**DESCRIPTION OF THE TASK**. Below are entries to be transcribed exactly; exclude the pictures from the copy.

**PROVIDED INFORMATION**.
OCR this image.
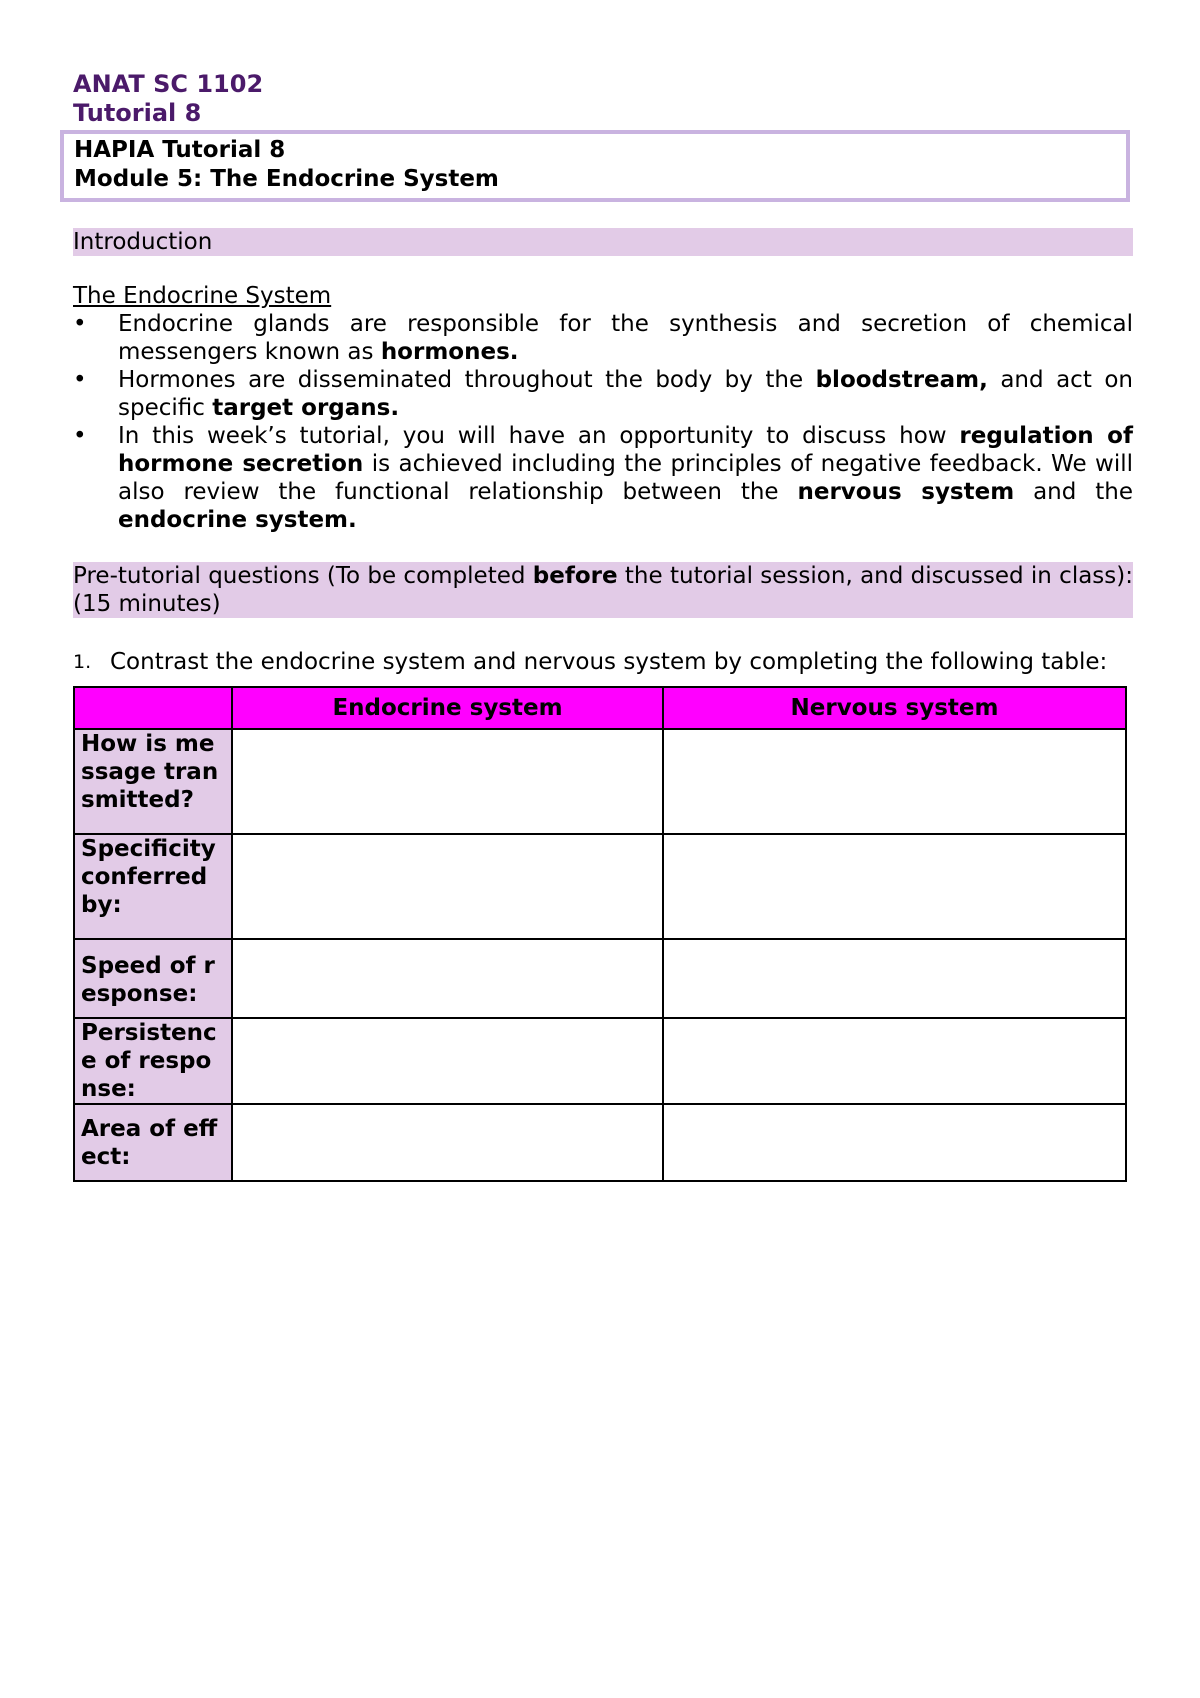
ANAT SC 1102
Tutorial 8
HAPIA Tutorial 8
Module 5: The Endocrine System
Introduction
The Endocrine System
• Endocrine glands are responsible for the synthesis and secretion of chemical messengers known as hormones.
• Hormones are disseminated throughout the body by the bloodstream, and act on specific target organs.
• In this week’s tutorial, you will have an opportunity to discuss how regulation of hormone secretion is achieved including the principles of negative feedback. We will also review the functional relationship between the nervous system and the endocrine system.
Pre-tutorial questions (To be completed before the tutorial session, and discussed in class): (15 minutes)
1. Contrast the endocrine system and nervous system by completing the following table:
	Endocrine system	Nervous system
How is message transmitted?		
Specificity conferred by:		
Speed of response:		
Persistence of response:		
Area of effect:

**RESULT OF THIS TASK**.
OCR this image.
ANAT SC 1102
Tutorial 8
HAPIA Tutorial 8
Module 5: The Endocrine System
Introduction
The Endocrine System
• Endocrine glands are responsible for the synthesis and secretion of chemical messengers known as hormones.
• Hormones are disseminated throughout the body by the bloodstream, and act on specific target organs.
• In this week’s tutorial, you will have an opportunity to discuss how regulation of hormone secretion is achieved including the principles of negative feedback. We will also review the functional relationship between the nervous system and the endocrine system.
Pre-tutorial questions (To be completed before the tutorial session, and discussed in class): (15 minutes)
1. Contrast the endocrine system and nervous system by completing the following table:
	Endocrine system	Nervous system
How is message transmitted?		
Specificity conferred by:		
Speed of response:		
Persistence of response:		
Area of effect:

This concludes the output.